_Exercise input_

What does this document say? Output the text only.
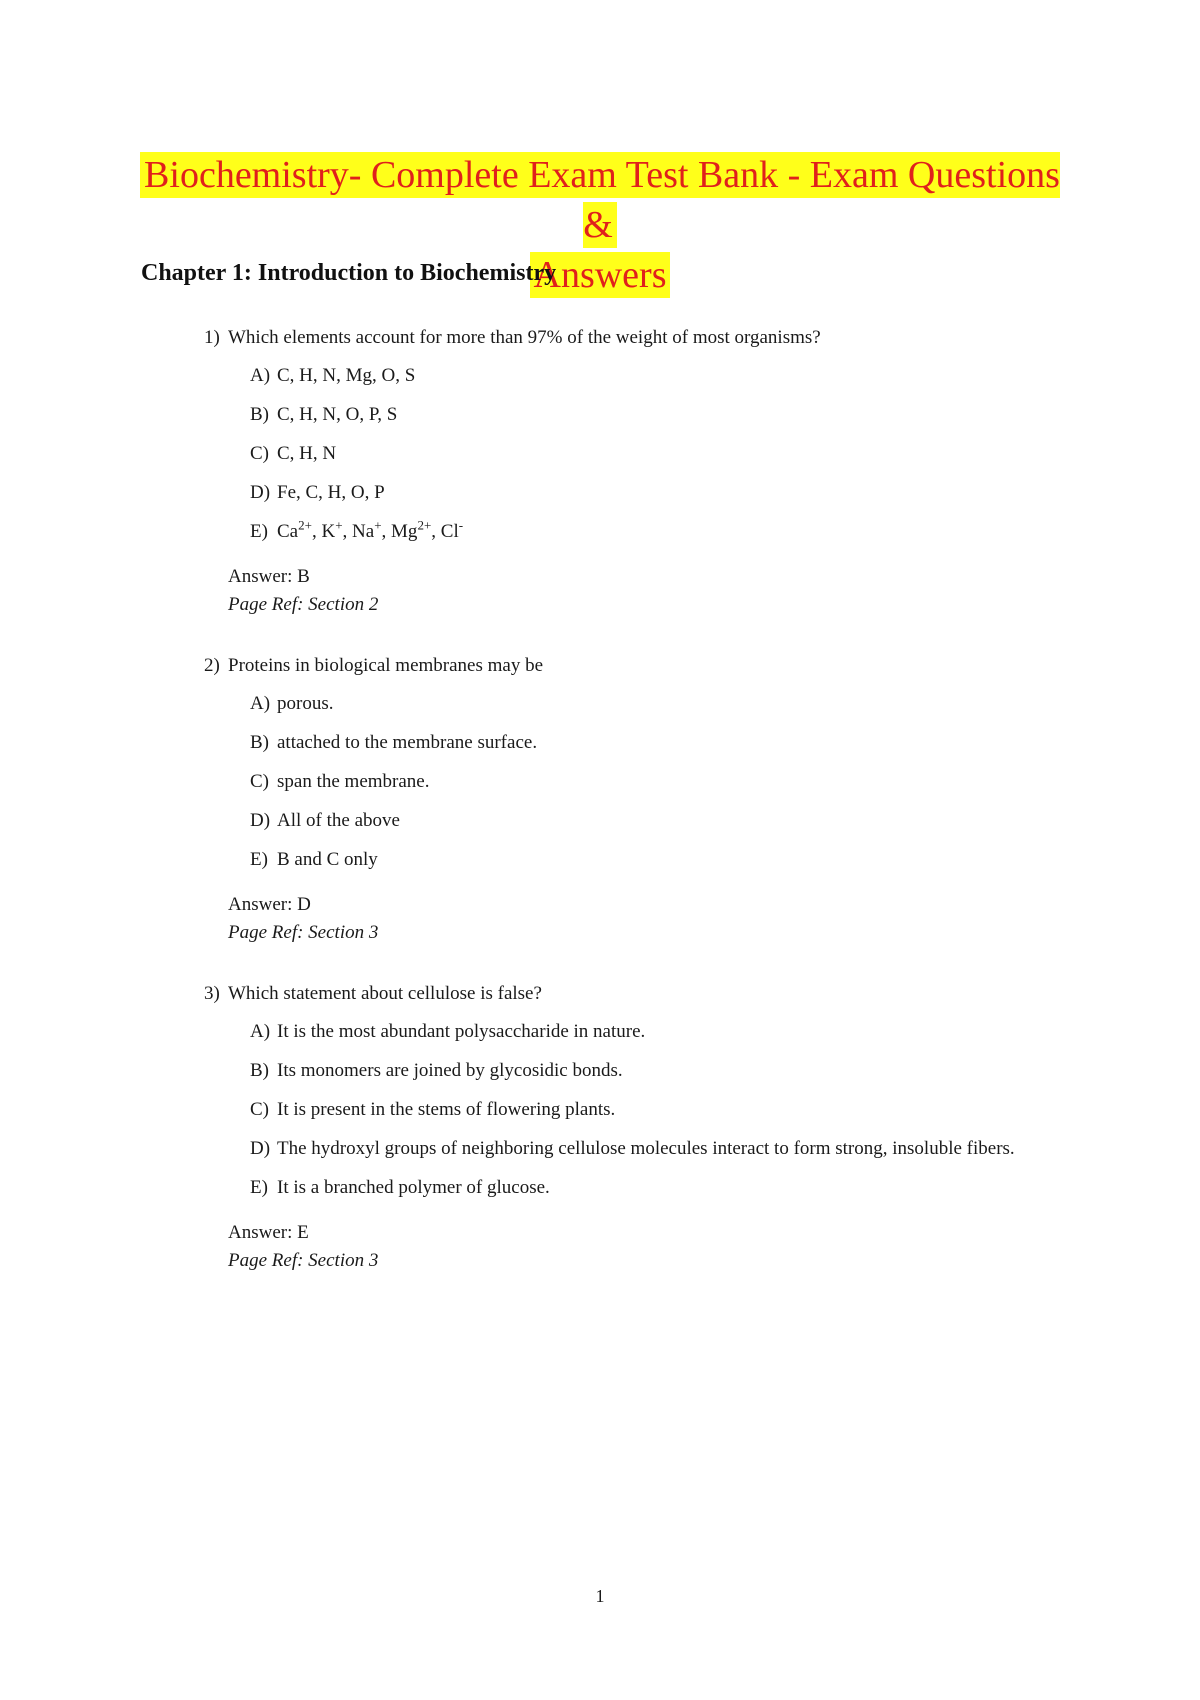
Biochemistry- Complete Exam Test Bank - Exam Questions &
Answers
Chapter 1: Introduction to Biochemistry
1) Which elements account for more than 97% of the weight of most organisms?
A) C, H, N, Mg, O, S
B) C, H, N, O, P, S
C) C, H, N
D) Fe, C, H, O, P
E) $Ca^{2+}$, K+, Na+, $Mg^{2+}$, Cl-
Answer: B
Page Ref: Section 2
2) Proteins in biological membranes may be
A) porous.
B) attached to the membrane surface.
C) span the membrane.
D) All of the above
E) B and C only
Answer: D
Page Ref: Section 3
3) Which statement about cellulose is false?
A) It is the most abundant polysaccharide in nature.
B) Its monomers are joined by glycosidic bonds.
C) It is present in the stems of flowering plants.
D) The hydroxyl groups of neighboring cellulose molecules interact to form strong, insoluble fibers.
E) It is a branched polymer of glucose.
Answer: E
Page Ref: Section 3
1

_Work item_
Give an exact copy of the data, and omit any pictures it holds.

_Problem solution_
What does this document say? Output the text only.
Biochemistry- Complete Exam Test Bank - Exam Questions &
Answers
Chapter 1: Introduction to Biochemistry
1) Which elements account for more than 97% of the weight of most organisms?
A) C, H, N, Mg, O, S
B) C, H, N, O, P, S
C) C, H, N
D) Fe, C, H, O, P
E) $Ca^{2+}$, K+, Na+, $Mg^{2+}$, Cl-
Answer: B
Page Ref: Section 2
2) Proteins in biological membranes may be
A) porous.
B) attached to the membrane surface.
C) span the membrane.
D) All of the above
E) B and C only
Answer: D
Page Ref: Section 3
3) Which statement about cellulose is false?
A) It is the most abundant polysaccharide in nature.
B) Its monomers are joined by glycosidic bonds.
C) It is present in the stems of flowering plants.
D) The hydroxyl groups of neighboring cellulose molecules interact to form strong, insoluble fibers.
E) It is a branched polymer of glucose.
Answer: E
Page Ref: Section 3
1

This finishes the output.